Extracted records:
'''
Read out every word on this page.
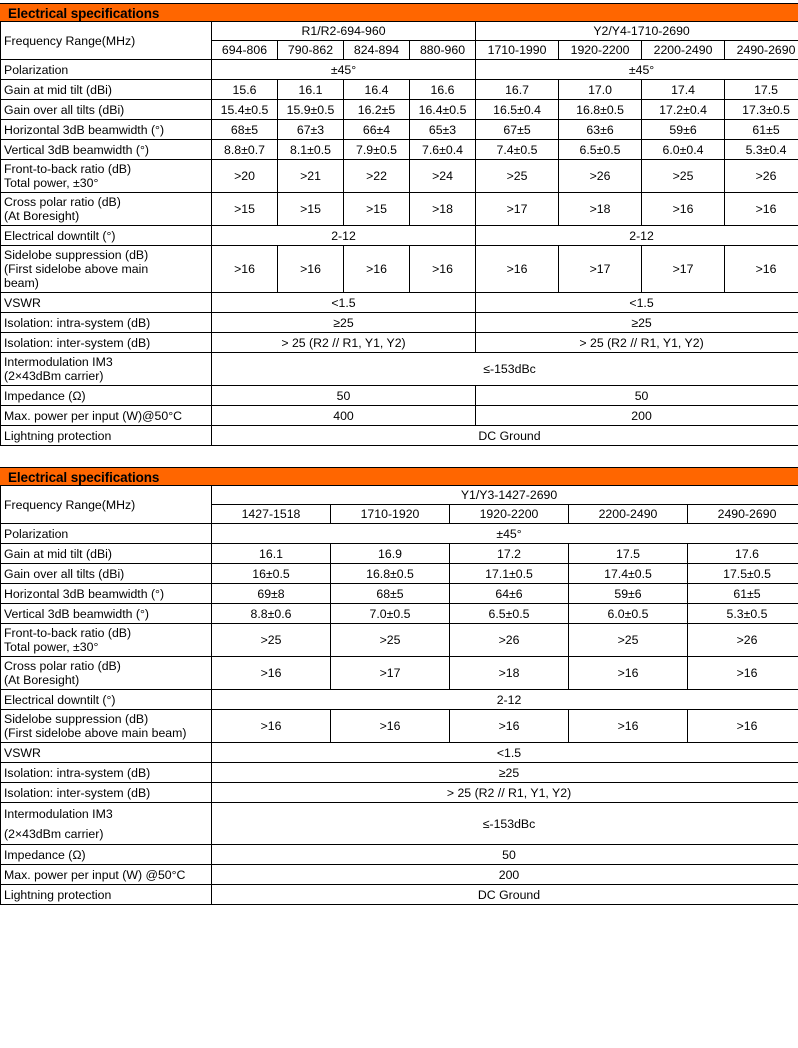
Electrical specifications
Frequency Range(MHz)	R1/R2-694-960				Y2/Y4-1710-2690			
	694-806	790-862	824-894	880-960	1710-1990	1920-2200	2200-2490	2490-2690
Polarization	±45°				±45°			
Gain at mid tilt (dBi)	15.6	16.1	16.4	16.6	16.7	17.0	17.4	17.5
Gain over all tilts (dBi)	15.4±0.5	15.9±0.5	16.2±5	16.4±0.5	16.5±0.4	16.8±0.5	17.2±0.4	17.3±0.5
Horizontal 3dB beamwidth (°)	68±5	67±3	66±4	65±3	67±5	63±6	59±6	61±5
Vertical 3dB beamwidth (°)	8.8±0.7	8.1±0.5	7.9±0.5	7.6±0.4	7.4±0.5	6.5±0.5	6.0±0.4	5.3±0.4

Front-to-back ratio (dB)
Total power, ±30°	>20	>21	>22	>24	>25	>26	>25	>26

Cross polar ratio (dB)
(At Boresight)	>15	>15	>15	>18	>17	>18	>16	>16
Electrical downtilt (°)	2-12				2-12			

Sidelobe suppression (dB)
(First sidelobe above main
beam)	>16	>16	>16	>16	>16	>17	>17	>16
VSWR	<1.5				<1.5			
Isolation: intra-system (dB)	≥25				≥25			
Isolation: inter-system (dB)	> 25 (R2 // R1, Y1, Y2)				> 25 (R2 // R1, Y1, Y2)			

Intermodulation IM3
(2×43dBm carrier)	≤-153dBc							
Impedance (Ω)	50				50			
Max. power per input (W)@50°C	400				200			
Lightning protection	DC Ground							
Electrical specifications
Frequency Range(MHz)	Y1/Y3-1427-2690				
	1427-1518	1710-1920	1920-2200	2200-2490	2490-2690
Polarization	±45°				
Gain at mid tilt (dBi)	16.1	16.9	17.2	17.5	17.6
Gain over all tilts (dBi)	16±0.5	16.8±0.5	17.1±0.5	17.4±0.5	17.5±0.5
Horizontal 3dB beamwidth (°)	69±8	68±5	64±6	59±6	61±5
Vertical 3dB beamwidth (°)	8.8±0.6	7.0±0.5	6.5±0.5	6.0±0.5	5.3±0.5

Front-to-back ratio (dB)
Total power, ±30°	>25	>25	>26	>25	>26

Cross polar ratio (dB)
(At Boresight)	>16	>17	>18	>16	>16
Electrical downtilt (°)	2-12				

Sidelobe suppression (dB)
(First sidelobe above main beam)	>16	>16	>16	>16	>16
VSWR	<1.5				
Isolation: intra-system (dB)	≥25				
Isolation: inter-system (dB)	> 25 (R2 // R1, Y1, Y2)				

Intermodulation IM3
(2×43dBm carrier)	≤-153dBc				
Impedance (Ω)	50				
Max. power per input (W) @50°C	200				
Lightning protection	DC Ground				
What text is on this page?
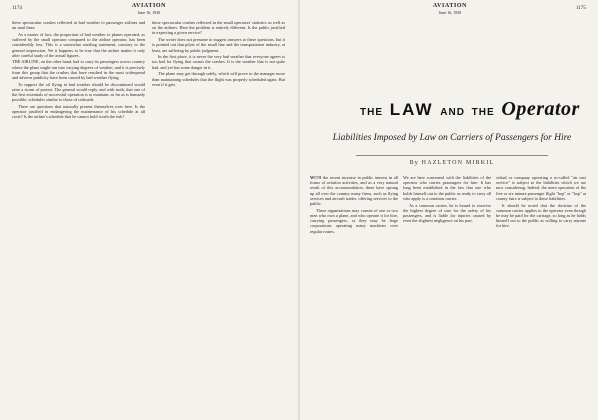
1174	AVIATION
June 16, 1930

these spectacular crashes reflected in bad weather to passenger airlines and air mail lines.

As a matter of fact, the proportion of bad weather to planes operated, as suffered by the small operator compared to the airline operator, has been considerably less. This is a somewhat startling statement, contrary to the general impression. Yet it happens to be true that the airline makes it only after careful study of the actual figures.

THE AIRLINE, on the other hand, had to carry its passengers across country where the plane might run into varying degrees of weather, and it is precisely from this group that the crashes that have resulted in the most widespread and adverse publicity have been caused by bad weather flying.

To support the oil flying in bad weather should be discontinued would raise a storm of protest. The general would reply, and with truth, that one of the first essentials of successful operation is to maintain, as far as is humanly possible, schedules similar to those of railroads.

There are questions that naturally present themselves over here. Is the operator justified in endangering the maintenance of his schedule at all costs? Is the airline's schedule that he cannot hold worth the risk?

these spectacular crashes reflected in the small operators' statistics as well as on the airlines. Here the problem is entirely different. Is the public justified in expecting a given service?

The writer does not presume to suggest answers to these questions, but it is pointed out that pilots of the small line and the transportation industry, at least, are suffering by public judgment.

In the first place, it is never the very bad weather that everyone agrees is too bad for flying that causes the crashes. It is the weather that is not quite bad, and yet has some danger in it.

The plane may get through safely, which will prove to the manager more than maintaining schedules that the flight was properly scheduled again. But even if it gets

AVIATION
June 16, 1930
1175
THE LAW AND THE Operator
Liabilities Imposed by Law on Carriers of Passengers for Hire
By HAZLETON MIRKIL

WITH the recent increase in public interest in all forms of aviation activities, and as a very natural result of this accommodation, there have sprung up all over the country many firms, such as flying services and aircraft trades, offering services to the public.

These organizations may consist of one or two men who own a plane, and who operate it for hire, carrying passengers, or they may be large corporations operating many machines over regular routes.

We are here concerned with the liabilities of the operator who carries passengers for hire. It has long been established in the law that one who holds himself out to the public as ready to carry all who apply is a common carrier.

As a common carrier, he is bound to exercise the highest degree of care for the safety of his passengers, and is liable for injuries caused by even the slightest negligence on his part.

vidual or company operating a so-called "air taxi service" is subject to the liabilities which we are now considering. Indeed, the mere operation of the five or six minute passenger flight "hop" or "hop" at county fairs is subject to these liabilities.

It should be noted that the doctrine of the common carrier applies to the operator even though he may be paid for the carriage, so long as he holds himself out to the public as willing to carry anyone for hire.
'''
'''
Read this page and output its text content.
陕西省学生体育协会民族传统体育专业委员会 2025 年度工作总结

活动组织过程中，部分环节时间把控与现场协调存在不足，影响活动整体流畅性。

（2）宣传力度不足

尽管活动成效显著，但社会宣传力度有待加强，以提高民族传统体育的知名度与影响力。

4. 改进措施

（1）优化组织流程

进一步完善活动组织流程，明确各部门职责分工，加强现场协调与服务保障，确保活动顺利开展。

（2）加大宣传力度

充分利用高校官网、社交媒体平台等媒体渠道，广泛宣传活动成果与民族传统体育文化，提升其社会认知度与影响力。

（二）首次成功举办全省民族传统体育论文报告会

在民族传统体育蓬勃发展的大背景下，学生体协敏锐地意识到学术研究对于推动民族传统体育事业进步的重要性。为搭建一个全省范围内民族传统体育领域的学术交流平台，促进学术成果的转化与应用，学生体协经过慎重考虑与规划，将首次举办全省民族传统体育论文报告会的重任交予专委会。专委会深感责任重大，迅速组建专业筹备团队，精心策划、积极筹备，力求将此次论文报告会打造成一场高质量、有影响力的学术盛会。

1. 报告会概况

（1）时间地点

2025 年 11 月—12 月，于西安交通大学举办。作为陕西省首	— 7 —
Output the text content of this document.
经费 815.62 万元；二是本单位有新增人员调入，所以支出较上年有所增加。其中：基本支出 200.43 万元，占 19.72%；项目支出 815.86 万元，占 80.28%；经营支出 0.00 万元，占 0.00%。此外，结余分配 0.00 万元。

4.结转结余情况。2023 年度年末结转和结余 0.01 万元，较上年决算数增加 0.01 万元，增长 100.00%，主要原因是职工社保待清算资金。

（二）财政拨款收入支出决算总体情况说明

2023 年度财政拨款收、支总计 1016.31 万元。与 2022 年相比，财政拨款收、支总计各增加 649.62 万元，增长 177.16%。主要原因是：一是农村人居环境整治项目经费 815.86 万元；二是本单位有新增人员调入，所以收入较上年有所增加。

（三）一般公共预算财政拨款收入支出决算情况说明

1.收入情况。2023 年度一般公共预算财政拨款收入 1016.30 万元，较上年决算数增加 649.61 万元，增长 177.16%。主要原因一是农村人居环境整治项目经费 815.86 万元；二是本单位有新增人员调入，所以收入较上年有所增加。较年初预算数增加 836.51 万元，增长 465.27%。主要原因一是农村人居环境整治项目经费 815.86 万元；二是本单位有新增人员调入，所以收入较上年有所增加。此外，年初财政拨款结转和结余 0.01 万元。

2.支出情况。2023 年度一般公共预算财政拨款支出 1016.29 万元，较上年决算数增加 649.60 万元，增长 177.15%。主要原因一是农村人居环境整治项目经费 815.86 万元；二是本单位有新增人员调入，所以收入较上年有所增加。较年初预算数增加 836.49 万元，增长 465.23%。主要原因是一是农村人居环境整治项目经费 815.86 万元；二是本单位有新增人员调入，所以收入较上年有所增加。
'''
Copy every line from the records above that contains the word "downtilt".

Electrical downtilt (°)	2-12				2-12			
Electrical downtilt (°)	2-12				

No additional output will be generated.